容器被譽為是將應用程序部署到服務器上的非常有效的手段。容器(例如基于Docker開源標準的容器)比虛擬機消耗更少的資源，并且容器的設計更容易，且實例化和提供更快。

[[234536]]

然而，與虛擬機不同，容器并不是100%與底層主機操作系統(通常是Linux或Window Server)或服務器上的驅動程序或其他應用程序隔離的。

虛擬機是一個完整的虛擬化服務器，通過被稱為虛擬機管理程序的軟件分配磁盤空間、處理器周期和I/O資源。在虛擬機中可以找到真實服務器上的所有內容：操作系統、設備驅動程序、應用程序、配置文件和網絡連接。

換句話說，從底層起，是裸機、服務器的主機操作系統、管理程序，然后是一個或多個虛擬機，每個虛擬機都有自己的操作系統、驅動程序和應用程序。

====

> 练习
A. 把文章中以"虛擬機是一個完整的虛擬化服務器"开头的那一段改写成列表，保留主要内容。
B. 接着这篇讲容器和虚拟机的文章往下写，从最后一句之后写起。
这些记录和上面的文章没有关系。

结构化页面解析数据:
====

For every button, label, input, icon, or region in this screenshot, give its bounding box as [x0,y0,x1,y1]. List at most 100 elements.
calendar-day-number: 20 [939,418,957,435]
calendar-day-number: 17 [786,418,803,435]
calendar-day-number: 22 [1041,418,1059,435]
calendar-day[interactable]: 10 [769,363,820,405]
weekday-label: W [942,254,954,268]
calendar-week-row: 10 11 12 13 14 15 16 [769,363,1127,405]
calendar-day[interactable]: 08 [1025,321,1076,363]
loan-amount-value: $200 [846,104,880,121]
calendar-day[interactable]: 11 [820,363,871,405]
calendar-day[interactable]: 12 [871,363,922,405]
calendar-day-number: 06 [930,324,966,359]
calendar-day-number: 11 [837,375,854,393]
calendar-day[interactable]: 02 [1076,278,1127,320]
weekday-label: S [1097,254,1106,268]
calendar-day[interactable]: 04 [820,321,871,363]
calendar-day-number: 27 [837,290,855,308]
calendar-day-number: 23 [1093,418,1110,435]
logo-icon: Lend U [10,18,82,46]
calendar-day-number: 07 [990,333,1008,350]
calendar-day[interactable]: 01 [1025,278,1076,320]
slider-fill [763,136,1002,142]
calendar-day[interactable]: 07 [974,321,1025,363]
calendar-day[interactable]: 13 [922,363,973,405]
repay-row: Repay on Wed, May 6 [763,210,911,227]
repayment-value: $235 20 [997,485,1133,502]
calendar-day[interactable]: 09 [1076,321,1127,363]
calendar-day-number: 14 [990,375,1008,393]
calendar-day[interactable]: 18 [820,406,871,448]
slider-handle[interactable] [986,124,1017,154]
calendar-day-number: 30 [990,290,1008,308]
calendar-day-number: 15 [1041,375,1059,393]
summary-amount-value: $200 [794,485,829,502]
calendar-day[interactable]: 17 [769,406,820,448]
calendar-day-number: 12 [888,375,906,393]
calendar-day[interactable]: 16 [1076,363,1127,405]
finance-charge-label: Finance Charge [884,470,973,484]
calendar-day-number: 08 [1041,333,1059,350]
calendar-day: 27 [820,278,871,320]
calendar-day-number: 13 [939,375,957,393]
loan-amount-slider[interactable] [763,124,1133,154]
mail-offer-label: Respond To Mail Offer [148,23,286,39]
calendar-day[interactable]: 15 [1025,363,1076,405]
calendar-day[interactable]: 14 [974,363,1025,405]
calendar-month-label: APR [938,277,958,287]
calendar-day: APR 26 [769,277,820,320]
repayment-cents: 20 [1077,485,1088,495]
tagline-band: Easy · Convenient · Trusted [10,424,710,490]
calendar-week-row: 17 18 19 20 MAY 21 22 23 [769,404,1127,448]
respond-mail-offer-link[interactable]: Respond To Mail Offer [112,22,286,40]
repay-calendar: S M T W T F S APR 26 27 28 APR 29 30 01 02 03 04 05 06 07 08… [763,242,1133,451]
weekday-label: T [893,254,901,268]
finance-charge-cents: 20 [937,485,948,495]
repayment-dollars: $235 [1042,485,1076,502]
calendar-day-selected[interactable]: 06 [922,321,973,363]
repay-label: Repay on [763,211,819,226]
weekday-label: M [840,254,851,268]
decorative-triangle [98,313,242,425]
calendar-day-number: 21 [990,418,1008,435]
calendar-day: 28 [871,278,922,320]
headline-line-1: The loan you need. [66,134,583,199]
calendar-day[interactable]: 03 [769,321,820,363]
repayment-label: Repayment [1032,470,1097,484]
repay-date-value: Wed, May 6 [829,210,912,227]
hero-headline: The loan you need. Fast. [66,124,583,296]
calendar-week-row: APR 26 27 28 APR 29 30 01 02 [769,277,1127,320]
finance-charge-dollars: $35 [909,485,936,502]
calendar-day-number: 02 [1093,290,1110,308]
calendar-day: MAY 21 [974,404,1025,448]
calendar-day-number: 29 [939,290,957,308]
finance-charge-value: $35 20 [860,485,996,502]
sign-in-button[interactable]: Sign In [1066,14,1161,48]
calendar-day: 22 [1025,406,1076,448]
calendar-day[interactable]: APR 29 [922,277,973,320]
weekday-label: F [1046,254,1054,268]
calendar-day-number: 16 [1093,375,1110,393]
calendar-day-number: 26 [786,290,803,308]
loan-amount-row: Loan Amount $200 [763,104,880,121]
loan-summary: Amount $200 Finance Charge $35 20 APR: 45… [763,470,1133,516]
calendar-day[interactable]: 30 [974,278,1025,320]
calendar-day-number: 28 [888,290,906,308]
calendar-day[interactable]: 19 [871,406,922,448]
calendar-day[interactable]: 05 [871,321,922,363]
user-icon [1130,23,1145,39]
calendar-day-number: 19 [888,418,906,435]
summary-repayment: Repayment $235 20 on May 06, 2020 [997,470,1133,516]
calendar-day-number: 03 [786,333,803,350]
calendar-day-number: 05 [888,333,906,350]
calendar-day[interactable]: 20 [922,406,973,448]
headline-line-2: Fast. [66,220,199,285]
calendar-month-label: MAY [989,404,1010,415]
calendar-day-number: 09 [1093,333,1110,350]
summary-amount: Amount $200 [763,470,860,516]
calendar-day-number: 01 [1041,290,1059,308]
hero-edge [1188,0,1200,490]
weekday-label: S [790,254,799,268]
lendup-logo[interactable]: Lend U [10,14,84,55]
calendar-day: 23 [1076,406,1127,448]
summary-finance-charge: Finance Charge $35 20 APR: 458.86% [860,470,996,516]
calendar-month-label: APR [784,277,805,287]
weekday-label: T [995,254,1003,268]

====

> 练习答案
A.
- 虚拟机是一个完整的虚拟化服务器。
- 虚拟机管理程序负责给它分配磁盘空间、处理器周期和I/O资源。
- 真实服务器上有的东西，虚拟机里都有：操作系统、设备驱动程序、应用程序、配置文件和网络连接。

B.
相比之下，容器中的所有內容都共享底層主機操作系統、設備驅動程序和一些配置文件。例如Docker，它提供一個或多個容器，而不是管理程序。每個容器只保存應用程序。這些應用程序依賴于主機操作系統和驅動程序，它也與在同一臺服務器上運行的其他容器共享。

容器的好處是：開銷更小

如果在Linux服務器上有20臺Linux虛擬機，則需要使用內存和CPU資源運行21個Linux實例，其中20個是虛擬機，另一個運行主機。啟動所有這些Linux實例需要一定的時間，并且開銷很大。

另一方面，所有這些Linux虛擬機都是相互隔離的，事實上，它們甚至可能是不同版本的Linux.在VM模型中，這完全沒問題。

相反，如果在Linux服務器上有20個容器，則只需要一個Linux副本運行。啟動一個容器非常快，并且消耗的資源要少得多，只有一個Linux內核和一組共享庫。

但是，一個容器中的出現安全問題可能會泄漏并影響其他容器或其應用程序。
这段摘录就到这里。